Records from a collection

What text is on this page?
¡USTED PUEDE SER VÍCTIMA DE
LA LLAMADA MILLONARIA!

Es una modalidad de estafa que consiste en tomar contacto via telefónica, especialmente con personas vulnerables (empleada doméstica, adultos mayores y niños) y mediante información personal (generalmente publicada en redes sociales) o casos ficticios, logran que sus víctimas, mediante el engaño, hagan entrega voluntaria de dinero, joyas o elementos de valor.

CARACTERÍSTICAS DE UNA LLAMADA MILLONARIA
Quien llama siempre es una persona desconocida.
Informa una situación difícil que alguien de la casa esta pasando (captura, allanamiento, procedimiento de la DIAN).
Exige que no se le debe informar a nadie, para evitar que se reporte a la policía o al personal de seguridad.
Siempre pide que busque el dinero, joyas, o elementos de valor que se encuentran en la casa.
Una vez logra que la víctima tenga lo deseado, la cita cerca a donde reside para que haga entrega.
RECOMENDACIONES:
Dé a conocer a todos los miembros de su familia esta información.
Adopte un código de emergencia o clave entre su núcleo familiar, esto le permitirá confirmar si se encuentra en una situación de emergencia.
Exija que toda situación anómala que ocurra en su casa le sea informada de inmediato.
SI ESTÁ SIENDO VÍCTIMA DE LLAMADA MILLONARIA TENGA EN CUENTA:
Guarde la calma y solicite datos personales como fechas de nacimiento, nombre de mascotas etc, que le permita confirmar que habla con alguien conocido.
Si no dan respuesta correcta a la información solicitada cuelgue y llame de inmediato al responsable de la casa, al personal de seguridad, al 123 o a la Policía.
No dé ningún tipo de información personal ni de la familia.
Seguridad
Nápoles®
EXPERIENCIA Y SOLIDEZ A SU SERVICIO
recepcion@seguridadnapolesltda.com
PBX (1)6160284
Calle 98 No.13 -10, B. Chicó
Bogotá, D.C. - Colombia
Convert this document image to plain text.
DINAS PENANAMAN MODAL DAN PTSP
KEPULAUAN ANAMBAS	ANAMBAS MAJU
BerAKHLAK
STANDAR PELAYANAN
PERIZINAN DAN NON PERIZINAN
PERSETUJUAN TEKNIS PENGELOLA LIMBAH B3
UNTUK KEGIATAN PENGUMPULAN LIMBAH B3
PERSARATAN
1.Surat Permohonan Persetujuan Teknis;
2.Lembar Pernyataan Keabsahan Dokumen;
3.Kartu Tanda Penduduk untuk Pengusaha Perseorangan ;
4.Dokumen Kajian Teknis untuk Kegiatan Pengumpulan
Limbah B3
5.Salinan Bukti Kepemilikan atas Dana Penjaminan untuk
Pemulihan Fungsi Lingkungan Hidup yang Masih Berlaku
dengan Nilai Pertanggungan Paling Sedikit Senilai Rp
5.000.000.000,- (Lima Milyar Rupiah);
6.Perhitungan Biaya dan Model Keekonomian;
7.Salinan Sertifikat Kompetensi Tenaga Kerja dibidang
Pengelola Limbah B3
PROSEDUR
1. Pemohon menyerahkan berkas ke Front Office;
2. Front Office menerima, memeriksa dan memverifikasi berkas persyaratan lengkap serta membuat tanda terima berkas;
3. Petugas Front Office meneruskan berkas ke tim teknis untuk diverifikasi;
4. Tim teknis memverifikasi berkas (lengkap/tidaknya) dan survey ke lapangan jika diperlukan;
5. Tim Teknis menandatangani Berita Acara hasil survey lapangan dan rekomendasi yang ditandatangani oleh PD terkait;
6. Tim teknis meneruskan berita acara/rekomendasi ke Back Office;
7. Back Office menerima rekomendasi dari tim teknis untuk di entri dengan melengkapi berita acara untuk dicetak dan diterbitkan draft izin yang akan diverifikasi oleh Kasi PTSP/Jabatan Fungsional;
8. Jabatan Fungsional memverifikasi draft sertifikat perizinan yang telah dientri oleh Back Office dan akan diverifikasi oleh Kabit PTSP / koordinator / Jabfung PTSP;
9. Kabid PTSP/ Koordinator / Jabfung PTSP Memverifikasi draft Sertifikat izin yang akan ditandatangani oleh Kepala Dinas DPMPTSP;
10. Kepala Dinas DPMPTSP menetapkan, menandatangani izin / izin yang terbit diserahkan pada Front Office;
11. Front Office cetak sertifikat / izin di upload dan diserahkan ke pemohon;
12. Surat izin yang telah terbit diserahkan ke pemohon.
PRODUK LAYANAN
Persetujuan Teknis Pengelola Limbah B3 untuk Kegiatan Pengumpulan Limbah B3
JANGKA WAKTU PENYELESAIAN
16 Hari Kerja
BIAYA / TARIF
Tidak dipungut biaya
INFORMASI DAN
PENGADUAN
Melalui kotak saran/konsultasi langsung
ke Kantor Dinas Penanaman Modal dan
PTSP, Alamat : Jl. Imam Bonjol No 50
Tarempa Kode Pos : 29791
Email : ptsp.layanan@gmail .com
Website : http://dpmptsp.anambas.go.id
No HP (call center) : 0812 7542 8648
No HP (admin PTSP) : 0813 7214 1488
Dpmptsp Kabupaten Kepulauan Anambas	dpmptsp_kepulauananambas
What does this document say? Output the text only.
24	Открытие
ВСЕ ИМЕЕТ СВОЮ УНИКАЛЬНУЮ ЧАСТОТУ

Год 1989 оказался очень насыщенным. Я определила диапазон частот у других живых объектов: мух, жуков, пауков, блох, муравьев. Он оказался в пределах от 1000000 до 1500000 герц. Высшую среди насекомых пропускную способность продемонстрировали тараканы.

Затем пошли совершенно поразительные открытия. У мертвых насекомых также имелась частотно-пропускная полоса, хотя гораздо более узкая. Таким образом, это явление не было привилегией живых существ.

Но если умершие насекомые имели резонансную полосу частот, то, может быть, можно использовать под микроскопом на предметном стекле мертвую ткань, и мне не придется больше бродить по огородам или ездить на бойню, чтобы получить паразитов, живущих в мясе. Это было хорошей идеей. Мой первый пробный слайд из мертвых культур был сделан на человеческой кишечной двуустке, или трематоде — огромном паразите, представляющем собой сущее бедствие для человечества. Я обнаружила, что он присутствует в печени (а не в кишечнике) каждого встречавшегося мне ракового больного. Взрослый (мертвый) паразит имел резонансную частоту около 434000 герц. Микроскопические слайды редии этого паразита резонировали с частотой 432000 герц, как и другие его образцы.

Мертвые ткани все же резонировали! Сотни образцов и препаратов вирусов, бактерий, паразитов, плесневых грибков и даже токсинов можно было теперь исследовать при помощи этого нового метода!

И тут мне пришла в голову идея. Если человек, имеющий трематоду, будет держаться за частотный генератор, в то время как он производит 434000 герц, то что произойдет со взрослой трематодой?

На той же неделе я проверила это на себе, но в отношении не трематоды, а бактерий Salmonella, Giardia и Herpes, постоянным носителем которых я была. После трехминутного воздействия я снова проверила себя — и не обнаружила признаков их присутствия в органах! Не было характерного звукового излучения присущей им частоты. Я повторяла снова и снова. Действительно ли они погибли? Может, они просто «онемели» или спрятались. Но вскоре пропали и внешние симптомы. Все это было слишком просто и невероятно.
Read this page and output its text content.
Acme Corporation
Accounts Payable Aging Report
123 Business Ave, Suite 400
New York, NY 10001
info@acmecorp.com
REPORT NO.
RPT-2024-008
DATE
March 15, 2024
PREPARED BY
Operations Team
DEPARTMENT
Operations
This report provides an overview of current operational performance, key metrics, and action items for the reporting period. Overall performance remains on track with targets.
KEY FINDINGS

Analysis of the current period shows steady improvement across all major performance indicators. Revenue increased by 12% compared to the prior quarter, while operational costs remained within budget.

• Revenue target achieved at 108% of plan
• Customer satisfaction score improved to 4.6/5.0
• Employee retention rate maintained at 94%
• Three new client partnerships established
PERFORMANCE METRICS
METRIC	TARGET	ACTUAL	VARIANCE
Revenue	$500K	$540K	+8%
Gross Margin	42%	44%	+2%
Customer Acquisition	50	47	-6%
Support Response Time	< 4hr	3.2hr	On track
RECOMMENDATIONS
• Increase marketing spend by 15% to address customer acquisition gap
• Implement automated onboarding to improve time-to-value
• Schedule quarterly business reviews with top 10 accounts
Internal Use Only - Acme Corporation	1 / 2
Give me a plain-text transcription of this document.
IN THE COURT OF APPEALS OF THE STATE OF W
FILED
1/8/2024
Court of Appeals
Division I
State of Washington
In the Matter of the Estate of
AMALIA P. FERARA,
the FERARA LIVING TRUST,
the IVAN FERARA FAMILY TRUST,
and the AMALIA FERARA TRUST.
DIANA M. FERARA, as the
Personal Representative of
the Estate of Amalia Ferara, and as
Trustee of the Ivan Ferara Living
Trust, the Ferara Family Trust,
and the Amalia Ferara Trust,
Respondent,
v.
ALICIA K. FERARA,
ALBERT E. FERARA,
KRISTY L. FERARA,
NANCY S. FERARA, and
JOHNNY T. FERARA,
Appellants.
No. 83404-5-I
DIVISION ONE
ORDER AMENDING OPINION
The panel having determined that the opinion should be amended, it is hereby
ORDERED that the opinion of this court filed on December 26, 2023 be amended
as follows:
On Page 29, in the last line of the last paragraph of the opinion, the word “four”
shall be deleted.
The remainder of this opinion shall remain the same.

• **EXERCISE TASK**
Write out exactly the lines of the entries above that run from the line containing "Give me a plain-text" through the last line, including both.

• **RESULT**
Give me a plain-text transcription of this document.
IN THE COURT OF APPEALS OF THE STATE OF W
FILED
1/8/2024
Court of Appeals
Division I
State of Washington
In the Matter of the Estate of
AMALIA P. FERARA,
the FERARA LIVING TRUST,
the IVAN FERARA FAMILY TRUST,
and the AMALIA FERARA TRUST.
DIANA M. FERARA, as the
Personal Representative of
the Estate of Amalia Ferara, and as
Trustee of the Ivan Ferara Living
Trust, the Ferara Family Trust,
and the Amalia Ferara Trust,
Respondent,
v.
ALICIA K. FERARA,
ALBERT E. FERARA,
KRISTY L. FERARA,
NANCY S. FERARA, and
JOHNNY T. FERARA,
Appellants.
No. 83404-5-I
DIVISION ONE
ORDER AMENDING OPINION
The panel having determined that the opinion should be amended, it is hereby
ORDERED that the opinion of this court filed on December 26, 2023 be amended
as follows:
On Page 29, in the last line of the last paragraph of the opinion, the word “four”
shall be deleted.
The remainder of this opinion shall remain the same.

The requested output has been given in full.